TASK DIRECTIONS> Collect each line of the records containing the string "segment".
##### GIVEN ENTRIES
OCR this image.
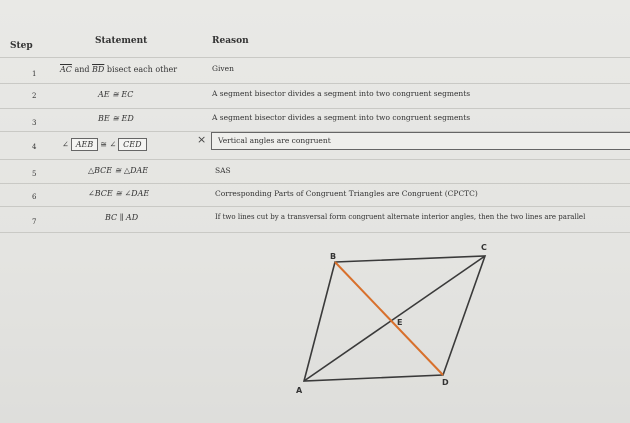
Step	Statement	Reason
1	$\overline{AC}$ and $\overline{BD}$ bisect each other	Given
2	AE ≅ EC	A segment bisector divides a segment into two congruent segments
3	BE ≅ ED	A segment bisector divides a segment into two congruent segments
4	∠ AEB ≅ ∠ CED	× Vertical angles are congruent
5	△BCE ≅ △DAE	SAS
6	∠BCE ≅ ∠DAE	Corresponding Parts of Congruent Triangles are Congruent (CPCTC)
7	BC ∥ AD	If two lines cut by a transversal form congruent alternate interior angles, then the two lines are parallel
B
C
E
D
A
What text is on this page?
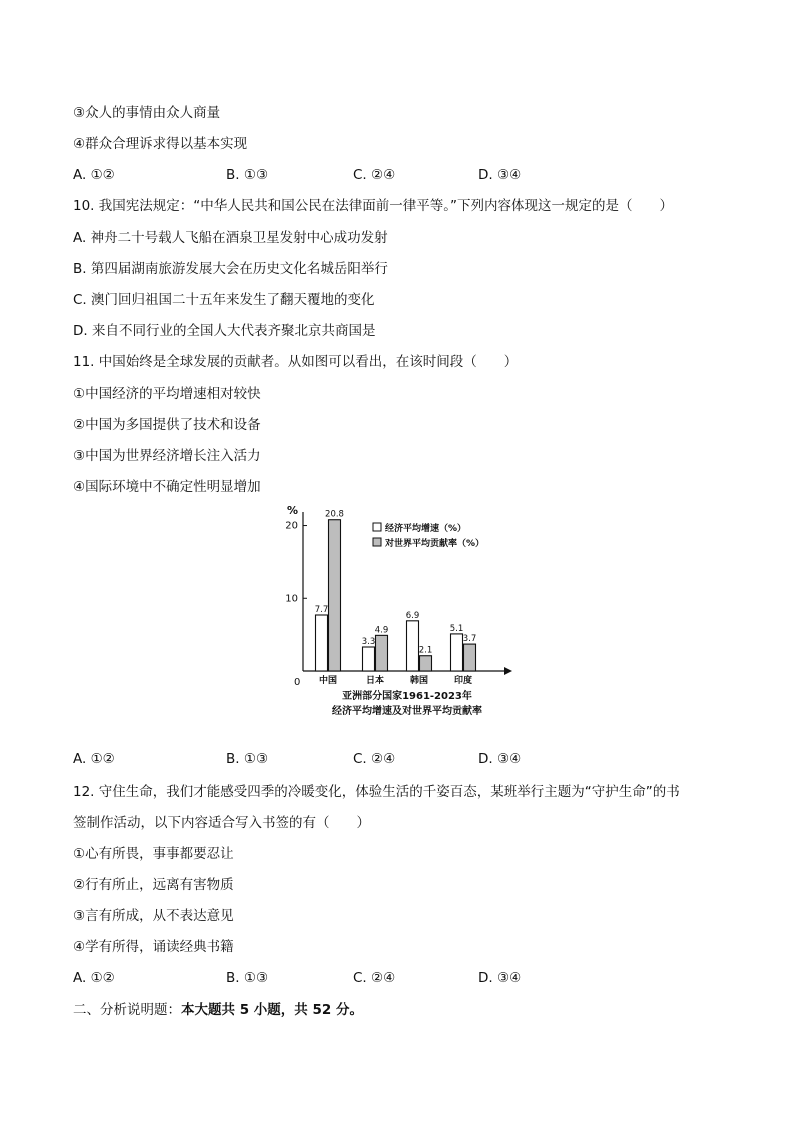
③众人的事情由众人商量
④群众合理诉求得以基本实现
A. ①②	B. ①③	C. ②④	D. ③④
10. 我国宪法规定：“中华人民共和国公民在法律面前一律平等。”下列内容体现这一规定的是（　　）
A. 神舟二十号载人飞船在酒泉卫星发射中心成功发射
B. 第四届湖南旅游发展大会在历史文化名城岳阳举行
C. 澳门回归祖国二十五年来发生了翻天覆地的变化
D. 来自不同行业的全国人大代表齐聚北京共商国是
11. 中国始终是全球发展的贡献者。从如图可以看出，在该时间段（　　）
①中国经济的平均增速相对较快
②中国为多国提供了技术和设备
③中国为世界经济增长注入活力
④国际环境中不确定性明显增加
%
0
10
20
7.7
20.8
中国
3.3
4.9
日本
6.9
2.1
韩国
5.1
3.7
印度
经济平均增速（%）
对世界平均贡献率（%）
亚洲部分国家1961-2023年
经济平均增速及对世界平均贡献率
A. ①②	B. ①③	C. ②④	D. ③④
12. 守住生命，我们才能感受四季的冷暖变化，体验生活的千姿百态，某班举行主题为“守护生命”的书
签制作活动，以下内容适合写入书签的有（　　）
①心有所畏，事事都要忍让
②行有所止，远离有害物质
③言有所成，从不表达意见
④学有所得，诵读经典书籍
A. ①②	B. ①③	C. ②④	D. ③④
二、分析说明题：本大题共 5 小题，共 52 分。
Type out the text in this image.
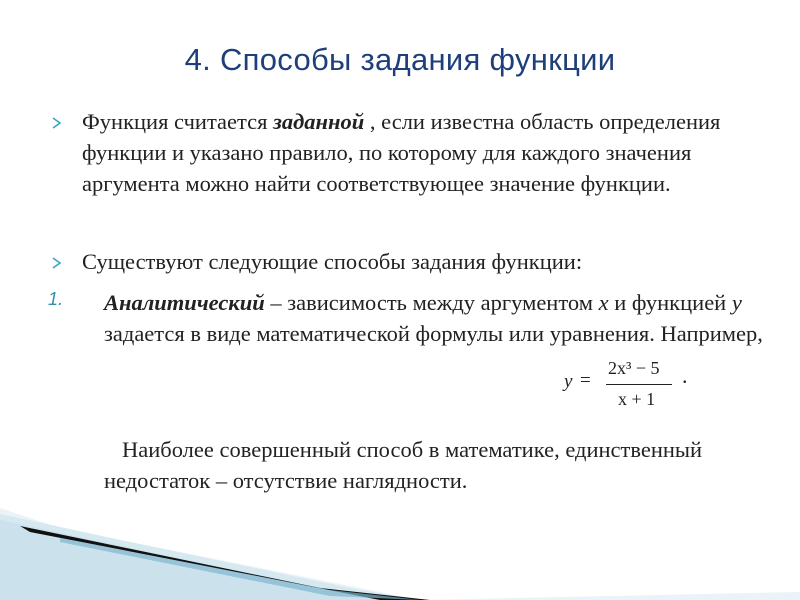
4. Способы задания функции
Функция считается заданной , если известна область определения функции и указано правило, по которому для каждого значения аргумента можно найти соответствующее значение функции.
Существуют следующие способы задания функции:
1. Аналитический – зависимость между аргументом x и функцией y задается в виде математической формулы или уравнения. Например,
y =
2x³ − 5
x + 1
.
Наиболее совершенный способ в математике, единственный недостаток – отсутствие наглядности.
##########
EXERCISE RESPONSE>
2	AE ≅ EC	A segment bisector divides a segment into two congruent segments
3	BE ≅ ED	A segment bisector divides a segment into two congruent segments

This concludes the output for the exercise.